→ EXERCISE REQUIREMENTS:
Copy the listing below line for line, keeping every character as it appears, but leave out the pictures.

===== RECORDS SHOWN =====

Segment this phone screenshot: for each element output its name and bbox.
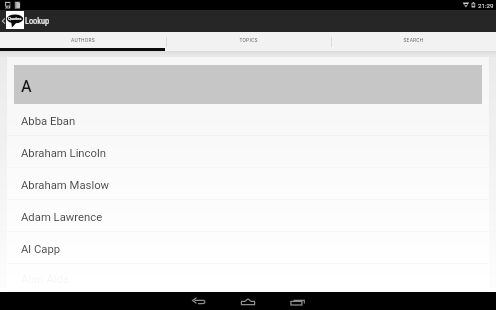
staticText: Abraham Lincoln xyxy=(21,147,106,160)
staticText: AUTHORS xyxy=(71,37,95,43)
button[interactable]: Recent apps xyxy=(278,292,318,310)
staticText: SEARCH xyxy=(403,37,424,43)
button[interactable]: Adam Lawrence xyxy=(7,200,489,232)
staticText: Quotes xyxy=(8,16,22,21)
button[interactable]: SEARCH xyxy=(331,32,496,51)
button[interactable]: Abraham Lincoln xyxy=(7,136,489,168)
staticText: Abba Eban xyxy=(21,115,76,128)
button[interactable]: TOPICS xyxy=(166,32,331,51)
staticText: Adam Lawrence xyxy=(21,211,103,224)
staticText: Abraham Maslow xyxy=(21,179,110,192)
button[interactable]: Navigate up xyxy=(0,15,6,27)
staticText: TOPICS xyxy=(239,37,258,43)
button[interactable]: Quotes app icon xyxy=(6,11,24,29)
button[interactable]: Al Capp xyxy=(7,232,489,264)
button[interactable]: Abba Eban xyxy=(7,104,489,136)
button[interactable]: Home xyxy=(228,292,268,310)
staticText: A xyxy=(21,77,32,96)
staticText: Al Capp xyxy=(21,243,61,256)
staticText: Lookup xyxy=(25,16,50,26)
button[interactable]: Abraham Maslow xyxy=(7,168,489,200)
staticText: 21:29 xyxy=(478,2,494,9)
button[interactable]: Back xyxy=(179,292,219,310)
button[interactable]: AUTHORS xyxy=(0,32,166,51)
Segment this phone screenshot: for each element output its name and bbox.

=====

→ EXPECTED ANSWER:
Segment this phone screenshot: for each element output its name and bbox.
staticText: Abraham Lincoln xyxy=(21,147,106,160)
staticText: AUTHORS xyxy=(71,37,95,43)
button[interactable]: Recent apps xyxy=(278,292,318,310)
staticText: SEARCH xyxy=(403,37,424,43)
button[interactable]: Adam Lawrence xyxy=(7,200,489,232)
staticText: Quotes xyxy=(8,16,22,21)
button[interactable]: SEARCH xyxy=(331,32,496,51)
button[interactable]: Abraham Lincoln xyxy=(7,136,489,168)
staticText: Abba Eban xyxy=(21,115,76,128)
button[interactable]: TOPICS xyxy=(166,32,331,51)
staticText: Adam Lawrence xyxy=(21,211,103,224)
staticText: Abraham Maslow xyxy=(21,179,110,192)
button[interactable]: Navigate up xyxy=(0,15,6,27)
staticText: TOPICS xyxy=(239,37,258,43)
button[interactable]: Quotes app icon xyxy=(6,11,24,29)
button[interactable]: Al Capp xyxy=(7,232,489,264)
button[interactable]: Abba Eban xyxy=(7,104,489,136)
button[interactable]: Home xyxy=(228,292,268,310)
staticText: A xyxy=(21,77,32,96)
staticText: Al Capp xyxy=(21,243,61,256)
staticText: Lookup xyxy=(25,16,50,26)
button[interactable]: Abraham Maslow xyxy=(7,168,489,200)
staticText: 21:29 xyxy=(478,2,494,9)
button[interactable]: Back xyxy=(179,292,219,310)
button[interactable]: AUTHORS xyxy=(0,32,166,51)
Segment this phone screenshot: for each element output its name and bbox.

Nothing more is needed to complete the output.